** Begin Text extract **

In addition, the organization of the user interface is different for different manufacturers (or even different models), even if they basically fulfill the same function. Therefore, it doesn't help if a user has already used a similar product. On the contrary, this may even lead to more confusion when dealing with a new product.

Natural language interfaces provide a powerful new tool for addressing these problems of complexity and inconsistency . Natural language interfaces allow a user to access any feature in a product without actually having to see any features they are not interested in. A natural language interface can allow them to directly access even obscure controls without ever having to look for them. When natural language interfaces include intelligent agents users can simply ask for the result they want and can skip the complexity of searching through controls trying to figure out what each does and where the controls are that would give them their desired result.

As long as they know what they desire, they can simply ask for it. If the device can not provide the function they could inform the user or ask them to describe the result in the other words (that it might recognise as matching its capabilities). Once it determines what the person is asking for, it can also adapt itself to accept other descriptors for actions, making it easier for this and other users to control the product.

To learn new functions, an individual can also ask the product what it is able to do. Most often however, the user knows what they would like to have happen and are not particularly interested in what capabilities a product may have.

Note: This paper focuses on the use of natural language for control of devices in a user's environment. This could be built in – or be an external controller linked to the product using a remote control interface such as the ANSI/INCITS (V2) URC standard [Vanderheiden & Zimmermann 2005].

** End Text extract **

> [Stated exercise 1]
Quote the rows word for word, starting at their first line and ending at the line that contains "- minimize-icon: [946, 12, 958, 14]".
The text and the rows have nothing to do with each other.

** Begin Records for this task **

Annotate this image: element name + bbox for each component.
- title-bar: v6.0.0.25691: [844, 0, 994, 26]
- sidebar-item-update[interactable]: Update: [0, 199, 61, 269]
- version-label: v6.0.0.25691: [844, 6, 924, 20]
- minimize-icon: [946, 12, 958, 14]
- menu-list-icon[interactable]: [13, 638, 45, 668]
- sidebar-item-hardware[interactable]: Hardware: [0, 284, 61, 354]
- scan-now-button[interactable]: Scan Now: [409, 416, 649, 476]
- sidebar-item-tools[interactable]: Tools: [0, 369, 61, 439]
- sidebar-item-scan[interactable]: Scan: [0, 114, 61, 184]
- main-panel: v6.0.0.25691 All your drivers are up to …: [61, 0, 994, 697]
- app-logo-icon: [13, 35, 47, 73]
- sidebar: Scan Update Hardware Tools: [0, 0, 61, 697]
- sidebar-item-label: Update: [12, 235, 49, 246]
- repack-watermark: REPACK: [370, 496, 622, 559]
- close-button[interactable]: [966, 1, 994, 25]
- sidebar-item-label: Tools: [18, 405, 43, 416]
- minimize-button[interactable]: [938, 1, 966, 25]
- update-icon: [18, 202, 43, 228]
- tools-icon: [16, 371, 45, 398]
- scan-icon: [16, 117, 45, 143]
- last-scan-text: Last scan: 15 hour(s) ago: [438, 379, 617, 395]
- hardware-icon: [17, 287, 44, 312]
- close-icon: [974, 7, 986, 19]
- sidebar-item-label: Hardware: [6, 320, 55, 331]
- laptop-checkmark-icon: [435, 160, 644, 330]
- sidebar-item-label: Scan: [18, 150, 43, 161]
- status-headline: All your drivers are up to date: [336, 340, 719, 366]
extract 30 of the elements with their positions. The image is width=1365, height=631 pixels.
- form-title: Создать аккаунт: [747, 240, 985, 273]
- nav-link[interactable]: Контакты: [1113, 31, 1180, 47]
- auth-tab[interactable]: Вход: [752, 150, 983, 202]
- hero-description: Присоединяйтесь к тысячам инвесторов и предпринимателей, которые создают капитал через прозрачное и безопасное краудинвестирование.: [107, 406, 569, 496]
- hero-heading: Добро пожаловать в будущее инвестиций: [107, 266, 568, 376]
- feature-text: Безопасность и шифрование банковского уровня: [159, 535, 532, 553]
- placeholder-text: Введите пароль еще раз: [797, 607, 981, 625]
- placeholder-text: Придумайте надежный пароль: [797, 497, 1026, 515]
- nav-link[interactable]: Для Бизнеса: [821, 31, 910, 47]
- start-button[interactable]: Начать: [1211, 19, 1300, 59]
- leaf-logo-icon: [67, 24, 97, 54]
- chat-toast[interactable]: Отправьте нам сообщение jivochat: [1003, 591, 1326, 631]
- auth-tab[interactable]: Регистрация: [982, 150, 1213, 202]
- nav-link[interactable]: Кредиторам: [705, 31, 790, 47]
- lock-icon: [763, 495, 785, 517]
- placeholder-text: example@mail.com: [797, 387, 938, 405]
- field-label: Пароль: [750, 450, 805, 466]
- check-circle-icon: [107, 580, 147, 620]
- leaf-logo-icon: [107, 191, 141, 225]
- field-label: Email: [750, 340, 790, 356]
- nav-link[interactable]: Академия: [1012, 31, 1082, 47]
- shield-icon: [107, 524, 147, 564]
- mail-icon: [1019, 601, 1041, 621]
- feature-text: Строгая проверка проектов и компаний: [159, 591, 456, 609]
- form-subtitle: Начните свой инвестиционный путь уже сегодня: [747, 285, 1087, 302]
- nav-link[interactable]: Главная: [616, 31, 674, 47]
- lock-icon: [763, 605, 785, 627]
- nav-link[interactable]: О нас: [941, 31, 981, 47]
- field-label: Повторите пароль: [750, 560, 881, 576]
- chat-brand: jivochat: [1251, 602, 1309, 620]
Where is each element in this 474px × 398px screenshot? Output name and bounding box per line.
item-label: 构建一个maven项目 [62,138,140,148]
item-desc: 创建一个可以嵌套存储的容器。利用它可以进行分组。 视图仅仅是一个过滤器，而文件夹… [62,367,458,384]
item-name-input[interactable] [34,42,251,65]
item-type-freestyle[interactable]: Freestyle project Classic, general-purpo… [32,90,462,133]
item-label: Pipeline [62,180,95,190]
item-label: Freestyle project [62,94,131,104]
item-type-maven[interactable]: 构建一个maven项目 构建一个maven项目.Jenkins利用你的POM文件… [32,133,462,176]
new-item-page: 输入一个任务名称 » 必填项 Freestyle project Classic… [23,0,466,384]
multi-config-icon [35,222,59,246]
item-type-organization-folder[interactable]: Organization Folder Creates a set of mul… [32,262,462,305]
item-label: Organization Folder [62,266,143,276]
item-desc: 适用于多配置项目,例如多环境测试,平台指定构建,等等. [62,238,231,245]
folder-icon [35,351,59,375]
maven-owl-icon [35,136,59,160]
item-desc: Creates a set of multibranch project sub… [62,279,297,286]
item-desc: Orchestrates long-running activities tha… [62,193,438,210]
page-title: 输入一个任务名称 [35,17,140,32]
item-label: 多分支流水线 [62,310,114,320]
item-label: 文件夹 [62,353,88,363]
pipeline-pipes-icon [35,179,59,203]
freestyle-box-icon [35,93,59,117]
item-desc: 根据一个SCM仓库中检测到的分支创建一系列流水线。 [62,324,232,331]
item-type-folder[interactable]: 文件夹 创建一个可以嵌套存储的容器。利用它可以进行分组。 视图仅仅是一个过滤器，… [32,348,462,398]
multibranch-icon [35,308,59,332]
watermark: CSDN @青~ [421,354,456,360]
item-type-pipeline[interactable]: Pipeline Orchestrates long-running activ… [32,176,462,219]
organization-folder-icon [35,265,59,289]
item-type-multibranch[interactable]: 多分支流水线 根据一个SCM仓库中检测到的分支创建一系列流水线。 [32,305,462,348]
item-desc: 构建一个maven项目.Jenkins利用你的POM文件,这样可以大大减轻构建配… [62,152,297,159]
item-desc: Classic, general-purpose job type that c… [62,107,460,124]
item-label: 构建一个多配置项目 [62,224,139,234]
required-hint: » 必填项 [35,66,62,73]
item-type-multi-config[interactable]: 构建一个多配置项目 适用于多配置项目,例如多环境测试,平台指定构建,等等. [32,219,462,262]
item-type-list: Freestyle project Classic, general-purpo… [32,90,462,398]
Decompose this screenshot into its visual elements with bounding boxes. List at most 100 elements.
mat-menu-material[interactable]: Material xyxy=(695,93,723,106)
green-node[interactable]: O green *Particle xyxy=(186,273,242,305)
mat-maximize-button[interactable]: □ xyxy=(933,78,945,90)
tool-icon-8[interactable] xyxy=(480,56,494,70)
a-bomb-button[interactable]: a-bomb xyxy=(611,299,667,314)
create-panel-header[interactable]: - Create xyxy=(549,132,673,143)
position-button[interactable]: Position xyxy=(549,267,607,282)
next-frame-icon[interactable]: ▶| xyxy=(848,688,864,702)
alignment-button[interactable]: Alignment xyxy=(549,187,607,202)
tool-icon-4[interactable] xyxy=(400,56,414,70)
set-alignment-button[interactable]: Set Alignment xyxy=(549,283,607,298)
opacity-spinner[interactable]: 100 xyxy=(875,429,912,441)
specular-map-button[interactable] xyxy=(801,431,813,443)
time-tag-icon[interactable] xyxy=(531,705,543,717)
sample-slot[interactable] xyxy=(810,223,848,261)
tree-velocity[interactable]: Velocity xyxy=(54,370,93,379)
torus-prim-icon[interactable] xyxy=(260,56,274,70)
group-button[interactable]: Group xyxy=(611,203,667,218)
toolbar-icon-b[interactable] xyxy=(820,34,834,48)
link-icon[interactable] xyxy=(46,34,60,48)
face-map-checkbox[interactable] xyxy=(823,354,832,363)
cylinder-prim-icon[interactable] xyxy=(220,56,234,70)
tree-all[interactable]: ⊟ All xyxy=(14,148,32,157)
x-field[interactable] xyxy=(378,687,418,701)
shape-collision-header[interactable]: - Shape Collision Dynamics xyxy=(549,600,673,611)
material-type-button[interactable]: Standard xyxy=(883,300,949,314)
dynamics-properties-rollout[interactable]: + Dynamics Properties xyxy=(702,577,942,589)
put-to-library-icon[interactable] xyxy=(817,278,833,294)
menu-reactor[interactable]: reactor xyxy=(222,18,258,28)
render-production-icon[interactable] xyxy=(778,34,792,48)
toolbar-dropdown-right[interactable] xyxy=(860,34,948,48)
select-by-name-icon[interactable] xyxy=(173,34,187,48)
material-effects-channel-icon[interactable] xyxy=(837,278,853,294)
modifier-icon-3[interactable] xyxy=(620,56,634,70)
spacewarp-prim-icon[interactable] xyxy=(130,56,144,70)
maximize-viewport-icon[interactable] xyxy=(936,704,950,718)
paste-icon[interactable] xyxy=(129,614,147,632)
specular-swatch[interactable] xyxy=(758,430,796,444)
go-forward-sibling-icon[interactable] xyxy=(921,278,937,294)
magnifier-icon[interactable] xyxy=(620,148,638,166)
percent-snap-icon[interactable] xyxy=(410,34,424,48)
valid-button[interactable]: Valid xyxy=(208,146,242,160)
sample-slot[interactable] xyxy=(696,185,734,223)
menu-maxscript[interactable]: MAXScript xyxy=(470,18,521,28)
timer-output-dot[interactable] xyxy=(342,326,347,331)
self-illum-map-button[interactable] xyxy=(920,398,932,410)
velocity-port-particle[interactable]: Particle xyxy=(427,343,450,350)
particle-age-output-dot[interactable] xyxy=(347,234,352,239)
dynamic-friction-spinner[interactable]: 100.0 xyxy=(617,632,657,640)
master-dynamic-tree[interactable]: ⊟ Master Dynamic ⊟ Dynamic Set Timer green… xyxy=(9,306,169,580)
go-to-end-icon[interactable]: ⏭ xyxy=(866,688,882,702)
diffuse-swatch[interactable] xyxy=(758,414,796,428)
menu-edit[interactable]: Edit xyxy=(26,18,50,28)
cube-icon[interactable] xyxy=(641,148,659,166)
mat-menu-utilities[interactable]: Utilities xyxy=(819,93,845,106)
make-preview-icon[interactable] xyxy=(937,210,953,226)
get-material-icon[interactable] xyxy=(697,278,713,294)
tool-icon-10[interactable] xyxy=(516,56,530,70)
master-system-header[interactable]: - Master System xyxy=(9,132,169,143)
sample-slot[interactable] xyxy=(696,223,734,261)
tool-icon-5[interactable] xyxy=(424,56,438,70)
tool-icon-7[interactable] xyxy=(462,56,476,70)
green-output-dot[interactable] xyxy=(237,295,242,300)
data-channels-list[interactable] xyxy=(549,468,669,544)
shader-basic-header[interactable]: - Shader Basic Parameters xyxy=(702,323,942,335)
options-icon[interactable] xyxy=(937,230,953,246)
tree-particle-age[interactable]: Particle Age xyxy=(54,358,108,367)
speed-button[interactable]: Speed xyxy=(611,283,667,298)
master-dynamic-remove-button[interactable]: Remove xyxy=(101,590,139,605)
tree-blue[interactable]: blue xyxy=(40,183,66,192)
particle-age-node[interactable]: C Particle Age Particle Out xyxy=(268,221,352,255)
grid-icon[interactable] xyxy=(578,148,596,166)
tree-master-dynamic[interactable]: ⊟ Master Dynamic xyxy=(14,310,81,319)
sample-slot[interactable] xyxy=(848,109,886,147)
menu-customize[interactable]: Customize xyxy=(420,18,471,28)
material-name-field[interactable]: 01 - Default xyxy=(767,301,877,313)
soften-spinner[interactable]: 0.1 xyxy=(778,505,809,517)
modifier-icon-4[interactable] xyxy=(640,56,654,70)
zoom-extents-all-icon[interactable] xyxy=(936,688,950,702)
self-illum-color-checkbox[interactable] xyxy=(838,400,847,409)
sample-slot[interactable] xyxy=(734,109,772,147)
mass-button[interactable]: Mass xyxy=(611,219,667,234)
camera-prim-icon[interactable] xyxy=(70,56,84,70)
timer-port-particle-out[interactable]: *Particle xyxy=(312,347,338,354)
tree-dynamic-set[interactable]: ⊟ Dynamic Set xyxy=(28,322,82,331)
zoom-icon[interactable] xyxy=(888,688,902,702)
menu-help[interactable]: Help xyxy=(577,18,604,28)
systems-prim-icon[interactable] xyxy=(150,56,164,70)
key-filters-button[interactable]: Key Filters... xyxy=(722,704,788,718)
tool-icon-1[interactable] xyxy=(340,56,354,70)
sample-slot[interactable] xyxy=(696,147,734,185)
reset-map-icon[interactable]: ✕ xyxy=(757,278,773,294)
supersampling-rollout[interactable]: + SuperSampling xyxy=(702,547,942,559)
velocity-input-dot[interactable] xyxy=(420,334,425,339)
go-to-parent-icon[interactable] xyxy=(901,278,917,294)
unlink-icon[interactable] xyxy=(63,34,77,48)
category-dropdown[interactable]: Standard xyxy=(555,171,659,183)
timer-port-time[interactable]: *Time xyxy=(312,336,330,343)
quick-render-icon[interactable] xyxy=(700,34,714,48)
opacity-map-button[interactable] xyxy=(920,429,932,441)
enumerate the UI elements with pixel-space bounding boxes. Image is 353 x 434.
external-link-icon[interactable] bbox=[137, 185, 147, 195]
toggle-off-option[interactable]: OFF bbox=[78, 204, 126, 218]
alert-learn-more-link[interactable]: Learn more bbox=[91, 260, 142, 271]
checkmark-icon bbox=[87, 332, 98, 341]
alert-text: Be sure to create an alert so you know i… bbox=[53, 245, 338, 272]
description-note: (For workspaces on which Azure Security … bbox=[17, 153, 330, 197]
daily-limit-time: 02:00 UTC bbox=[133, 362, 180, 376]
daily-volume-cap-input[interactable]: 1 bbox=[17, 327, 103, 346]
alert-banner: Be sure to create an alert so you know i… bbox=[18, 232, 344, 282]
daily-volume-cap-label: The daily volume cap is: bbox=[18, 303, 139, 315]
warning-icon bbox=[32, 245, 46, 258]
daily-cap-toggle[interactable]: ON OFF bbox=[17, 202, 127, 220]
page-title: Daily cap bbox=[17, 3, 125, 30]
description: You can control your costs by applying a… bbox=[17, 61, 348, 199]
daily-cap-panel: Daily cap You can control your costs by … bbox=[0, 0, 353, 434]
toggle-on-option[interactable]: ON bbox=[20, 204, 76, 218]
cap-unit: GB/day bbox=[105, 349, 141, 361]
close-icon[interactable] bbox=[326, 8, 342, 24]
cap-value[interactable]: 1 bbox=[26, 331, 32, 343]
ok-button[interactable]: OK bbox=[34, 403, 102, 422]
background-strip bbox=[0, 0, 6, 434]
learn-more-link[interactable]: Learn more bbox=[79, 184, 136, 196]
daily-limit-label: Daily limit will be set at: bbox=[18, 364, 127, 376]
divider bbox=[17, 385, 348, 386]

** End Records for this task **

> [Stated exercise 2]
Print word for word the part of the text on natural language interfaces starting at "As long as they" and ending at "control the product.".

> [Written solution 1]
Annotate this image: element name + bbox for each component.
- title-bar: v6.0.0.25691: [844, 0, 994, 26]
- sidebar-item-update[interactable]: Update: [0, 199, 61, 269]
- version-label: v6.0.0.25691: [844, 6, 924, 20]
- minimize-icon: [946, 12, 958, 14]

> [Written solution 2]
As long as they know what they desire, they can simply ask for it. If the device can not provide the function they could inform the user or ask them to describe the result in the other words (that it might recognise as matching its capabilities). Once it determines what the person is asking for, it can also adapt itself to accept other descriptors for actions, making it easier for this and other users to control the product.